◆ Your goal
Each entry below is to be written out exactly, and the pictures are to be left out.

──────

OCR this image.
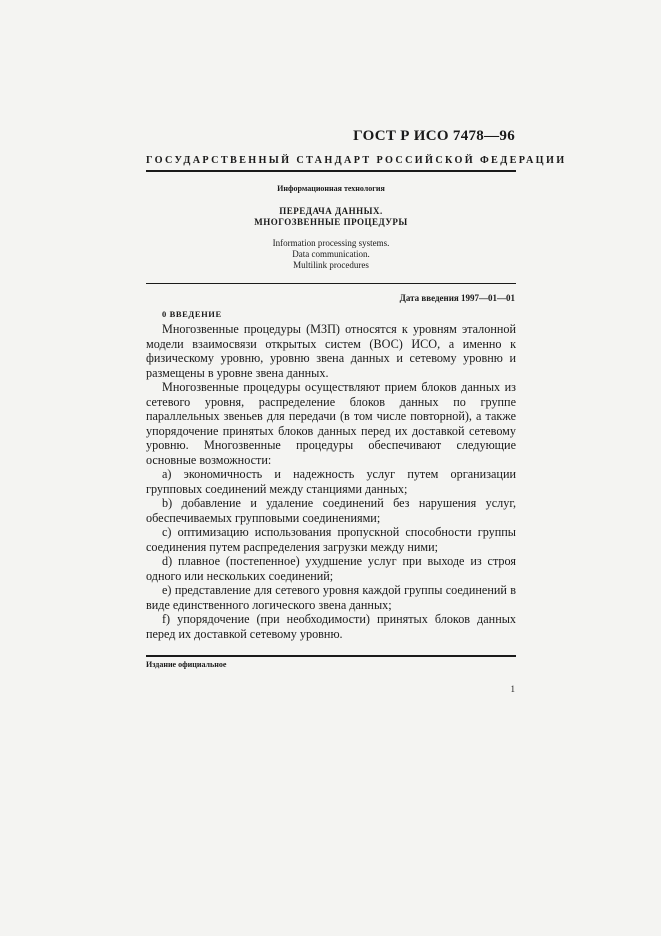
ГОСТ Р ИСО 7478—96
ГОСУДАРСТВЕННЫЙ СТАНДАРТ РОССИЙСКОЙ ФЕДЕРАЦИИ
Информационная технология
ПЕРЕДАЧА ДАННЫХ.
МНОГОЗВЕННЫЕ ПРОЦЕДУРЫ
Information processing systems.
Data communication.
Multilink procedures
Дата введения 1997—01—01
0 ВВЕДЕНИЕ

Многозвенные процедуры (МЗП) относятся к уровням эталонной модели взаимосвязи открытых систем (ВОС) ИСО, а именно к физическому уровню, уровню звена данных и сетевому уровню и размещены в уровне звена данных.

Многозвенные процедуры осуществляют прием блоков данных из сетевого уровня, распределение блоков данных по группе параллельных звеньев для передачи (в том числе повторной), а также упорядочение принятых блоков данных перед их доставкой сетевому уровню. Многозвенные процедуры обеспечивают следующие основные возможности:

a) экономичность и надежность услуг путем организации групповых соединений между станциями данных;

b) добавление и удаление соединений без нарушения услуг, обеспечиваемых групповыми соединениями;

c) оптимизацию использования пропускной способности группы соединения путем распределения загрузки между ними;

d) плавное (постепенное) ухудшение услуг при выходе из строя одного или нескольких соединений;

e) представление для сетевого уровня каждой группы соединений в виде единственного логического звена данных;

f) упорядочение (при необходимости) принятых блоков данных перед их доставкой сетевому уровню.

Издание официальное
1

──────

◆ Solution below
OCR this image.
ГОСТ Р ИСО 7478—96
ГОСУДАРСТВЕННЫЙ СТАНДАРТ РОССИЙСКОЙ ФЕДЕРАЦИИ
Информационная технология
ПЕРЕДАЧА ДАННЫХ.
МНОГОЗВЕННЫЕ ПРОЦЕДУРЫ
Information processing systems.
Data communication.
Multilink procedures
Дата введения 1997—01—01
0 ВВЕДЕНИЕ

Многозвенные процедуры (МЗП) относятся к уровням эталонной модели взаимосвязи открытых систем (ВОС) ИСО, а именно к физическому уровню, уровню звена данных и сетевому уровню и размещены в уровне звена данных.

Многозвенные процедуры осуществляют прием блоков данных из сетевого уровня, распределение блоков данных по группе параллельных звеньев для передачи (в том числе повторной), а также упорядочение принятых блоков данных перед их доставкой сетевому уровню. Многозвенные процедуры обеспечивают следующие основные возможности:

a) экономичность и надежность услуг путем организации групповых соединений между станциями данных;

b) добавление и удаление соединений без нарушения услуг, обеспечиваемых групповыми соединениями;

c) оптимизацию использования пропускной способности группы соединения путем распределения загрузки между ними;

d) плавное (постепенное) ухудшение услуг при выходе из строя одного или нескольких соединений;

e) представление для сетевого уровня каждой группы соединений в виде единственного логического звена данных;

f) упорядочение (при необходимости) принятых блоков данных перед их доставкой сетевому уровню.

Издание официальное
1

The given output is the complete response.